Data records
****************************************
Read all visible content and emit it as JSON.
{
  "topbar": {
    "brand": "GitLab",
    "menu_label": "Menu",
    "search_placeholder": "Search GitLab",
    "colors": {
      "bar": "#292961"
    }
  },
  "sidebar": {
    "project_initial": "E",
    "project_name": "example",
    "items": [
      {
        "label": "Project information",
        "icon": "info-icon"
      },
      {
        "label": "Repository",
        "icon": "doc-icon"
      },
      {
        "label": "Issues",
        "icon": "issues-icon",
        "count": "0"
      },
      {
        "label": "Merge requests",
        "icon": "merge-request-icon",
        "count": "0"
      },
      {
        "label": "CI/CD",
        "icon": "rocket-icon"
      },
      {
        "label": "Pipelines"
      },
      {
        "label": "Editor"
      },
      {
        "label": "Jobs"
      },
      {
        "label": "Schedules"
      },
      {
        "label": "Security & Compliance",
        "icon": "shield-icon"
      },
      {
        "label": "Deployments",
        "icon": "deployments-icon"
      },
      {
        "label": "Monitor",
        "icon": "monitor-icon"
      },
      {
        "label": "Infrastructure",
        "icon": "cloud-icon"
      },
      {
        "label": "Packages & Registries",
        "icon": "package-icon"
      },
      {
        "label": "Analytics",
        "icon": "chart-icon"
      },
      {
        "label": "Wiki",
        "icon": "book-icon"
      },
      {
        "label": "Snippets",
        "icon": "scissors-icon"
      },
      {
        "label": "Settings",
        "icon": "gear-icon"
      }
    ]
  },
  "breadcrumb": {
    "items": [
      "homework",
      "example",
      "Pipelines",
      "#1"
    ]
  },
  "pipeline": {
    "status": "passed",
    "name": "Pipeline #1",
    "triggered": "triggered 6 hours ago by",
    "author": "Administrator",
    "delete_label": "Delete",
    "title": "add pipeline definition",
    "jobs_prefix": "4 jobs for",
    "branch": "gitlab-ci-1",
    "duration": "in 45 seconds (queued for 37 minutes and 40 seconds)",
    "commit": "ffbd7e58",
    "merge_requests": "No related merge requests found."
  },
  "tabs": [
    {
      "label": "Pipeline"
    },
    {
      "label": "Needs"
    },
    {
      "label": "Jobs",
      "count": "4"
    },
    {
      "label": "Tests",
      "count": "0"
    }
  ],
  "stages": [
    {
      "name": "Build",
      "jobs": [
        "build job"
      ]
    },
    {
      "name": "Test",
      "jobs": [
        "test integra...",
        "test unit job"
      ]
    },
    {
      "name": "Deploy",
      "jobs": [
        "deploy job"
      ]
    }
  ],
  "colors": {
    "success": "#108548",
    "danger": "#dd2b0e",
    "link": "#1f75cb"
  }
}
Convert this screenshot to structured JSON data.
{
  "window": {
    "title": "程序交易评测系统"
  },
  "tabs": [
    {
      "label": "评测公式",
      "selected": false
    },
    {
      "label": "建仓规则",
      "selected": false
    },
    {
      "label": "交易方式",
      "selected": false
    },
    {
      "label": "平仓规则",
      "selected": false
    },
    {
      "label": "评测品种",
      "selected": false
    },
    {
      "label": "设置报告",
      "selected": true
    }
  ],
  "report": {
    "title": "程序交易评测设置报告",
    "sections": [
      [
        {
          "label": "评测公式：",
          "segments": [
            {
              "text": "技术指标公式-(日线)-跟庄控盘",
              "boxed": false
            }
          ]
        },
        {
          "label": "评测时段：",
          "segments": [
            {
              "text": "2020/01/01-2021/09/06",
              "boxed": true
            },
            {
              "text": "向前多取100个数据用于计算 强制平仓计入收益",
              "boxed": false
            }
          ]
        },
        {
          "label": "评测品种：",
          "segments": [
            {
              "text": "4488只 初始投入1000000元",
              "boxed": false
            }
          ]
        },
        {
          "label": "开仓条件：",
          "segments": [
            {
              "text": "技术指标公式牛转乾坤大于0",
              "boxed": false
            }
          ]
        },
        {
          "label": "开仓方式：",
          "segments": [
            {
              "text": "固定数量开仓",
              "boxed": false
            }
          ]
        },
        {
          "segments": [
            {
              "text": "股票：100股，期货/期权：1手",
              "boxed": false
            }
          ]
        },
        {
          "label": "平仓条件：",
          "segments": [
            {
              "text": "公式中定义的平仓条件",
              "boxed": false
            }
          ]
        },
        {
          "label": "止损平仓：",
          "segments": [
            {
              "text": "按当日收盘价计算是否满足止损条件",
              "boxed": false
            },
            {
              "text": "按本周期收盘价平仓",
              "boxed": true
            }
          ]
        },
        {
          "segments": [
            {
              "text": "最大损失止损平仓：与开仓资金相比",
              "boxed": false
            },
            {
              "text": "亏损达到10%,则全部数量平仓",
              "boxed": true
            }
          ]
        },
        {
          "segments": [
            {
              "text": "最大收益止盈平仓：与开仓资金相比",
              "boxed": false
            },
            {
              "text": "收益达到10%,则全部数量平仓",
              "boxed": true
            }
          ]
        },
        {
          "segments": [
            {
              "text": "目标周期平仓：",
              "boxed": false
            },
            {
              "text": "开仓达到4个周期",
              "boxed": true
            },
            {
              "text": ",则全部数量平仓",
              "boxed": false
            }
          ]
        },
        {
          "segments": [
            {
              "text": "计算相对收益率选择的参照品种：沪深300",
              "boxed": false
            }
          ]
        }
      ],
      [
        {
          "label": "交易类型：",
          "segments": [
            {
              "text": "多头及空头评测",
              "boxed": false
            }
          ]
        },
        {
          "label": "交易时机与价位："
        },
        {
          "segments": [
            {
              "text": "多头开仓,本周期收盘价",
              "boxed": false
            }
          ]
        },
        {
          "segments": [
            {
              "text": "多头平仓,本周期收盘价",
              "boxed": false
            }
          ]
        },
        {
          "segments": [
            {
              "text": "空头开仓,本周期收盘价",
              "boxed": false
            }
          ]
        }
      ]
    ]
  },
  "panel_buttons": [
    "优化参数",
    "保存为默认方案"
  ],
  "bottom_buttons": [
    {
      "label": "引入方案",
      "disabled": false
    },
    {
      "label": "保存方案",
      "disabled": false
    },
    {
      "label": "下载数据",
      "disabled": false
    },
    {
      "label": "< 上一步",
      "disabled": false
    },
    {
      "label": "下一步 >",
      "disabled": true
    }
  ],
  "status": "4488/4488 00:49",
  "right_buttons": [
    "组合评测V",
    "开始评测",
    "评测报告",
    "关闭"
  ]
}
****************************************
> _What needs to be done_
Repeat the data exactly. Leave nothing out.

> _Response to the task_
Read all visible content and emit it as JSON.
{
  "topbar": {
    "brand": "GitLab",
    "menu_label": "Menu",
    "search_placeholder": "Search GitLab",
    "colors": {
      "bar": "#292961"
    }
  },
  "sidebar": {
    "project_initial": "E",
    "project_name": "example",
    "items": [
      {
        "label": "Project information",
        "icon": "info-icon"
      },
      {
        "label": "Repository",
        "icon": "doc-icon"
      },
      {
        "label": "Issues",
        "icon": "issues-icon",
        "count": "0"
      },
      {
        "label": "Merge requests",
        "icon": "merge-request-icon",
        "count": "0"
      },
      {
        "label": "CI/CD",
        "icon": "rocket-icon"
      },
      {
        "label": "Pipelines"
      },
      {
        "label": "Editor"
      },
      {
        "label": "Jobs"
      },
      {
        "label": "Schedules"
      },
      {
        "label": "Security & Compliance",
        "icon": "shield-icon"
      },
      {
        "label": "Deployments",
        "icon": "deployments-icon"
      },
      {
        "label": "Monitor",
        "icon": "monitor-icon"
      },
      {
        "label": "Infrastructure",
        "icon": "cloud-icon"
      },
      {
        "label": "Packages & Registries",
        "icon": "package-icon"
      },
      {
        "label": "Analytics",
        "icon": "chart-icon"
      },
      {
        "label": "Wiki",
        "icon": "book-icon"
      },
      {
        "label": "Snippets",
        "icon": "scissors-icon"
      },
      {
        "label": "Settings",
        "icon": "gear-icon"
      }
    ]
  },
  "breadcrumb": {
    "items": [
      "homework",
      "example",
      "Pipelines",
      "#1"
    ]
  },
  "pipeline": {
    "status": "passed",
    "name": "Pipeline #1",
    "triggered": "triggered 6 hours ago by",
    "author": "Administrator",
    "delete_label": "Delete",
    "title": "add pipeline definition",
    "jobs_prefix": "4 jobs for",
    "branch": "gitlab-ci-1",
    "duration": "in 45 seconds (queued for 37 minutes and 40 seconds)",
    "commit": "ffbd7e58",
    "merge_requests": "No related merge requests found."
  },
  "tabs": [
    {
      "label": "Pipeline"
    },
    {
      "label": "Needs"
    },
    {
      "label": "Jobs",
      "count": "4"
    },
    {
      "label": "Tests",
      "count": "0"
    }
  ],
  "stages": [
    {
      "name": "Build",
      "jobs": [
        "build job"
      ]
    },
    {
      "name": "Test",
      "jobs": [
        "test integra...",
        "test unit job"
      ]
    },
    {
      "name": "Deploy",
      "jobs": [
        "deploy job"
      ]
    }
  ],
  "colors": {
    "success": "#108548",
    "danger": "#dd2b0e",
    "link": "#1f75cb"
  }
}
Convert this screenshot to structured JSON data.
{
  "window": {
    "title": "程序交易评测系统"
  },
  "tabs": [
    {
      "label": "评测公式",
      "selected": false
    },
    {
      "label": "建仓规则",
      "selected": false
    },
    {
      "label": "交易方式",
      "selected": false
    },
    {
      "label": "平仓规则",
      "selected": false
    },
    {
      "label": "评测品种",
      "selected": false
    },
    {
      "label": "设置报告",
      "selected": true
    }
  ],
  "report": {
    "title": "程序交易评测设置报告",
    "sections": [
      [
        {
          "label": "评测公式：",
          "segments": [
            {
              "text": "技术指标公式-(日线)-跟庄控盘",
              "boxed": false
            }
          ]
        },
        {
          "label": "评测时段：",
          "segments": [
            {
              "text": "2020/01/01-2021/09/06",
              "boxed": true
            },
            {
              "text": "向前多取100个数据用于计算 强制平仓计入收益",
              "boxed": false
            }
          ]
        },
        {
          "label": "评测品种：",
          "segments": [
            {
              "text": "4488只 初始投入1000000元",
              "boxed": false
            }
          ]
        },
        {
          "label": "开仓条件：",
          "segments": [
            {
              "text": "技术指标公式牛转乾坤大于0",
              "boxed": false
            }
          ]
        },
        {
          "label": "开仓方式：",
          "segments": [
            {
              "text": "固定数量开仓",
              "boxed": false
            }
          ]
        },
        {
          "segments": [
            {
              "text": "股票：100股，期货/期权：1手",
              "boxed": false
            }
          ]
        },
        {
          "label": "平仓条件：",
          "segments": [
            {
              "text": "公式中定义的平仓条件",
              "boxed": false
            }
          ]
        },
        {
          "label": "止损平仓：",
          "segments": [
            {
              "text": "按当日收盘价计算是否满足止损条件",
              "boxed": false
            },
            {
              "text": "按本周期收盘价平仓",
              "boxed": true
            }
          ]
        },
        {
          "segments": [
            {
              "text": "最大损失止损平仓：与开仓资金相比",
              "boxed": false
            },
            {
              "text": "亏损达到10%,则全部数量平仓",
              "boxed": true
            }
          ]
        },
        {
          "segments": [
            {
              "text": "最大收益止盈平仓：与开仓资金相比",
              "boxed": false
            },
            {
              "text": "收益达到10%,则全部数量平仓",
              "boxed": true
            }
          ]
        },
        {
          "segments": [
            {
              "text": "目标周期平仓：",
              "boxed": false
            },
            {
              "text": "开仓达到4个周期",
              "boxed": true
            },
            {
              "text": ",则全部数量平仓",
              "boxed": false
            }
          ]
        },
        {
          "segments": [
            {
              "text": "计算相对收益率选择的参照品种：沪深300",
              "boxed": false
            }
          ]
        }
      ],
      [
        {
          "label": "交易类型：",
          "segments": [
            {
              "text": "多头及空头评测",
              "boxed": false
            }
          ]
        },
        {
          "label": "交易时机与价位："
        },
        {
          "segments": [
            {
              "text": "多头开仓,本周期收盘价",
              "boxed": false
            }
          ]
        },
        {
          "segments": [
            {
              "text": "多头平仓,本周期收盘价",
              "boxed": false
            }
          ]
        },
        {
          "segments": [
            {
              "text": "空头开仓,本周期收盘价",
              "boxed": false
            }
          ]
        }
      ]
    ]
  },
  "panel_buttons": [
    "优化参数",
    "保存为默认方案"
  ],
  "bottom_buttons": [
    {
      "label": "引入方案",
      "disabled": false
    },
    {
      "label": "保存方案",
      "disabled": false
    },
    {
      "label": "下载数据",
      "disabled": false
    },
    {
      "label": "< 上一步",
      "disabled": false
    },
    {
      "label": "下一步 >",
      "disabled": true
    }
  ],
  "status": "4488/4488 00:49",
  "right_buttons": [
    "组合评测V",
    "开始评测",
    "评测报告",
    "关闭"
  ]
}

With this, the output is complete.